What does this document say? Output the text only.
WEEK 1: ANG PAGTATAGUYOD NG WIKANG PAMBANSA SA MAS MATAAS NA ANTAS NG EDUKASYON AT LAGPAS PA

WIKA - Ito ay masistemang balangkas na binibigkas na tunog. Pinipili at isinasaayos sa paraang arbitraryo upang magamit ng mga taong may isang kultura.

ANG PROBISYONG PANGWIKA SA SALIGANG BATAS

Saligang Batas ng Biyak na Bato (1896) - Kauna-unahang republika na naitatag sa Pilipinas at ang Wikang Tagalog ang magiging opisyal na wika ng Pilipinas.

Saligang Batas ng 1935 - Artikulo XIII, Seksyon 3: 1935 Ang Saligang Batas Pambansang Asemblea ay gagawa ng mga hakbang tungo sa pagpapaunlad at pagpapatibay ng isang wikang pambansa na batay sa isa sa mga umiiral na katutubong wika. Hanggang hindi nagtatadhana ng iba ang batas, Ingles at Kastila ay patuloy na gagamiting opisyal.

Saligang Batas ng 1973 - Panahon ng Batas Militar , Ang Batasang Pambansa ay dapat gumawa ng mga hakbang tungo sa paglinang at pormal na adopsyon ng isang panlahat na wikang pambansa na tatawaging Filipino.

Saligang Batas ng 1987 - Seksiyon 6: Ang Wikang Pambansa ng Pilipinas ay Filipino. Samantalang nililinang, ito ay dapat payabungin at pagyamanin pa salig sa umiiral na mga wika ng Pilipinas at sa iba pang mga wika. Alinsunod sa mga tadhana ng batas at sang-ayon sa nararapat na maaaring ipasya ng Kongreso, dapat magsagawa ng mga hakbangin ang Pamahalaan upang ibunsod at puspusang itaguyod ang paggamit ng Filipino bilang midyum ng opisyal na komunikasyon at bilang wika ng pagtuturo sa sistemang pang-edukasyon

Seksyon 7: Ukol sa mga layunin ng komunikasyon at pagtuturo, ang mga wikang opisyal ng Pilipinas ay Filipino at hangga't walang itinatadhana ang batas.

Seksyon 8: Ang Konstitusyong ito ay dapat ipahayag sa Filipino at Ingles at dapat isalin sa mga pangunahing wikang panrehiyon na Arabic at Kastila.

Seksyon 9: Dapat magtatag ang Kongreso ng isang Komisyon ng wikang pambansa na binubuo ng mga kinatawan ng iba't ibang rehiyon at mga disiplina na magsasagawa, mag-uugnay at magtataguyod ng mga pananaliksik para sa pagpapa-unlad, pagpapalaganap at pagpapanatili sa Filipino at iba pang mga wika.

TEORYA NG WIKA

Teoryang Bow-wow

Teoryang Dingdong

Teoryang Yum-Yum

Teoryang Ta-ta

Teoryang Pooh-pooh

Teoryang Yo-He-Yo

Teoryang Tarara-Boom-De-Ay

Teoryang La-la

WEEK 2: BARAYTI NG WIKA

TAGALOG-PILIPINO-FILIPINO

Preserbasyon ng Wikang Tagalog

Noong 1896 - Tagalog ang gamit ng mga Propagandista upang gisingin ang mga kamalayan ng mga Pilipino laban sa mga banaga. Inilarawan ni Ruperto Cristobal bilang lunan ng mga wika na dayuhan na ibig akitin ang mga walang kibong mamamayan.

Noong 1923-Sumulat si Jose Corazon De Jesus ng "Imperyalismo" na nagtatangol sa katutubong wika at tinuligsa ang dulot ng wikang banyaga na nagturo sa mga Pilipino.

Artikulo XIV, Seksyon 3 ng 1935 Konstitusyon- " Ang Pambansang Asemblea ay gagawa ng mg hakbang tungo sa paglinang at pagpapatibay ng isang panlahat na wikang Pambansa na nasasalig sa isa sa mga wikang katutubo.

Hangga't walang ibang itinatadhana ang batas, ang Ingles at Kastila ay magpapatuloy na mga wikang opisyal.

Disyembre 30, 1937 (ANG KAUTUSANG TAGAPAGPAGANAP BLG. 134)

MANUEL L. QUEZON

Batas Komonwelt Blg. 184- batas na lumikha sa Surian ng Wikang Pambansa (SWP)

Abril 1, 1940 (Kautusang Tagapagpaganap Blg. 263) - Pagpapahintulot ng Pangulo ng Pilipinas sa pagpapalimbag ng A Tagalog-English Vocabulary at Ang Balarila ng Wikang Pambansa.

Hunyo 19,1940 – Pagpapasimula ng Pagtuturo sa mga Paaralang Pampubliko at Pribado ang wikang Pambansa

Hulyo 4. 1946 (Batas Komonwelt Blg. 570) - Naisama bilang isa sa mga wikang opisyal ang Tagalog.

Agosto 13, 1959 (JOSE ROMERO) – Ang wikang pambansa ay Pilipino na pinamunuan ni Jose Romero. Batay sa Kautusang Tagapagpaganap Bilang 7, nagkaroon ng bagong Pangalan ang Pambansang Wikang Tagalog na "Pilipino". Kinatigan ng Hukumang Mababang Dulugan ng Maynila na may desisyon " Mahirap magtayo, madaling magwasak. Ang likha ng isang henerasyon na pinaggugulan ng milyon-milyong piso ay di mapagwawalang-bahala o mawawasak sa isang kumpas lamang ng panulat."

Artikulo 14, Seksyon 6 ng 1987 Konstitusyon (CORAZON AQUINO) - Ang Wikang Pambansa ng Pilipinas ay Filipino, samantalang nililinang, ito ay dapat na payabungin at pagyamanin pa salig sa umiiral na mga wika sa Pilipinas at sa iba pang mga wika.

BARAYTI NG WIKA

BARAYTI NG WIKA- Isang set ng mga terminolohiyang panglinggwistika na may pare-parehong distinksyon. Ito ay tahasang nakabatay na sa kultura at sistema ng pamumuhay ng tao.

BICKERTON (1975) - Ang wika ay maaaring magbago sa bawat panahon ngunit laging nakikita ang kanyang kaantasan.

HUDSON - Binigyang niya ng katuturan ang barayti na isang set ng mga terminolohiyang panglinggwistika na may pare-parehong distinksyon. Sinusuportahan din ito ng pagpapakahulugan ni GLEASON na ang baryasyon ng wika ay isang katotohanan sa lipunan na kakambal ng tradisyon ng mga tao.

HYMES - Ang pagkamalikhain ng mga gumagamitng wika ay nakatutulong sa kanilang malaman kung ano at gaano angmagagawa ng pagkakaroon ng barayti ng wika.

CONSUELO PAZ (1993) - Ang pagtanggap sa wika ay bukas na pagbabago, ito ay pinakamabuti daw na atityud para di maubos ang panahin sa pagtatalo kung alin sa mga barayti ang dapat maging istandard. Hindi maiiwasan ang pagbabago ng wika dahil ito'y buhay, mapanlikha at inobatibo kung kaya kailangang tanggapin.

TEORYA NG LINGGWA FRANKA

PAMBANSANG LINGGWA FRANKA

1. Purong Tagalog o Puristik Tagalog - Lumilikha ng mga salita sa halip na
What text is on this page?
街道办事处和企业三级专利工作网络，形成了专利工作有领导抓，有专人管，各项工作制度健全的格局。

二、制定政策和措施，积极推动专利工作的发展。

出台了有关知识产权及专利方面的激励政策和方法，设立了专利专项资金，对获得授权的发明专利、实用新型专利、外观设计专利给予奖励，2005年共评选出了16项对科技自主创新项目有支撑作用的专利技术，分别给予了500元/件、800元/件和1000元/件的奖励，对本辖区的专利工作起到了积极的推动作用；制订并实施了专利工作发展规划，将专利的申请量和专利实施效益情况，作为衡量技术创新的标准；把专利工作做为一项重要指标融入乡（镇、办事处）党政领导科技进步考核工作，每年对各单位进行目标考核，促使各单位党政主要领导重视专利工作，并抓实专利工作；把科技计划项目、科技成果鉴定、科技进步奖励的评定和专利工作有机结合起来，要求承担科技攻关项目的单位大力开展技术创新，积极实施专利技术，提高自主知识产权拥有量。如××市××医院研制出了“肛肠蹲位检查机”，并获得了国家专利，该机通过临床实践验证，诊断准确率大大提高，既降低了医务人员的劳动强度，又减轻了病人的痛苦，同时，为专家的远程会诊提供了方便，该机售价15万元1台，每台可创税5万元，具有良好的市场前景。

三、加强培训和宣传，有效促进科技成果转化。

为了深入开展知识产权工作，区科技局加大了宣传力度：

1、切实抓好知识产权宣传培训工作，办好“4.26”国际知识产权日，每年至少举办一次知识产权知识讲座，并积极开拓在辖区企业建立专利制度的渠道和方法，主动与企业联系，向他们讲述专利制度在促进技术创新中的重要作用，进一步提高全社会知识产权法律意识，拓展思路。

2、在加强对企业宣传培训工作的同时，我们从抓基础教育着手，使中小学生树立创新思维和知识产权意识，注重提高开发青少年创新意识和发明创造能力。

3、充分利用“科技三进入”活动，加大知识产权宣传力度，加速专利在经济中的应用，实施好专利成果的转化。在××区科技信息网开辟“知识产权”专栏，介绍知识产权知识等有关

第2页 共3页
◇ ◇ ◇ ◇ ◇ ◇ ◇
Your goal:
Using the data above, say how many lines include "WEEK". No other reply is needed.

Reply:
2